Using the material below, copy every line where "турборедукторы" appears.

========================

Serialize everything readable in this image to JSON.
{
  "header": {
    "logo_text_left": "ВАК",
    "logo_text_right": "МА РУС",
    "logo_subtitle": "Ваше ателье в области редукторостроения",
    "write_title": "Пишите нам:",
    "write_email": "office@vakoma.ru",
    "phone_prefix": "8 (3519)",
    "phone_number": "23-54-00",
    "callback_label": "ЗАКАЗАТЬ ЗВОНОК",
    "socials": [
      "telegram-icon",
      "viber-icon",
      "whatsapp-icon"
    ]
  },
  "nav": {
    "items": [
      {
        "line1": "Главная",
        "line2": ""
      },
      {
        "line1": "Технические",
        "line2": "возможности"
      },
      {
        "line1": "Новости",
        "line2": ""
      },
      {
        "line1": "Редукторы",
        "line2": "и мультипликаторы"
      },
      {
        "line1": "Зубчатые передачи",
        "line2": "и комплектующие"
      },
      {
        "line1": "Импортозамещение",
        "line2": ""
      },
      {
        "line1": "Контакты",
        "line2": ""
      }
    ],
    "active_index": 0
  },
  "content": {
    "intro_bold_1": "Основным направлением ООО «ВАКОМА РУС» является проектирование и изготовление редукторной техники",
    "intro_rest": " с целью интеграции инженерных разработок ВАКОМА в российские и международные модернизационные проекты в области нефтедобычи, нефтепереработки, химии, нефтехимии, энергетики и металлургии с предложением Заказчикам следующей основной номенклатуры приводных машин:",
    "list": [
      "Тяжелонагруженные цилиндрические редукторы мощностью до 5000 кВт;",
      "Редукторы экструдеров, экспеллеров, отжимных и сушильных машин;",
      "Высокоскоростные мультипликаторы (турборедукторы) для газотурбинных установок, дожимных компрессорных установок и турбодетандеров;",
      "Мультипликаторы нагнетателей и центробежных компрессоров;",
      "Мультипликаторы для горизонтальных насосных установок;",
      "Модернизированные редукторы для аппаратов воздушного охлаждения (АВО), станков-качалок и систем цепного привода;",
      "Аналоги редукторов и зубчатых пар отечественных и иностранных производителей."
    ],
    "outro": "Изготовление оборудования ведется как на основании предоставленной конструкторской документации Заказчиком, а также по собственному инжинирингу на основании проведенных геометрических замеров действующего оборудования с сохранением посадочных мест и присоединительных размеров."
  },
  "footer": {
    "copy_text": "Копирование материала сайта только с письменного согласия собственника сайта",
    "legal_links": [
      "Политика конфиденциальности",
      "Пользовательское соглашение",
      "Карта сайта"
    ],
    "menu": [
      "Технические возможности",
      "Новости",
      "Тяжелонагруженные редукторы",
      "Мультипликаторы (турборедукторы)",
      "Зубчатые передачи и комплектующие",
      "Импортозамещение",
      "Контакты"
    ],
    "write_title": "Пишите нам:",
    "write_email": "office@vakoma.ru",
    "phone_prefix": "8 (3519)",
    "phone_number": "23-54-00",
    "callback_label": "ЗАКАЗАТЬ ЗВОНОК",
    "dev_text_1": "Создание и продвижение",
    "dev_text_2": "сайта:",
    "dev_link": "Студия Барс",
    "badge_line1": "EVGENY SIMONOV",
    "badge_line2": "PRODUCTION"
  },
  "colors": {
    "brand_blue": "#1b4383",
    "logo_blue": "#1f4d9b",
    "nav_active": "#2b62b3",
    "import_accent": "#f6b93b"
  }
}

========================

SOLUTION FOR THIS PROBLEM ::
      "Высокоскоростные мультипликаторы (турборедукторы) для газотурбинных установок, дожимных компрессорных установок и турбодетандеров;",
      "Мультипликаторы (турборедукторы)",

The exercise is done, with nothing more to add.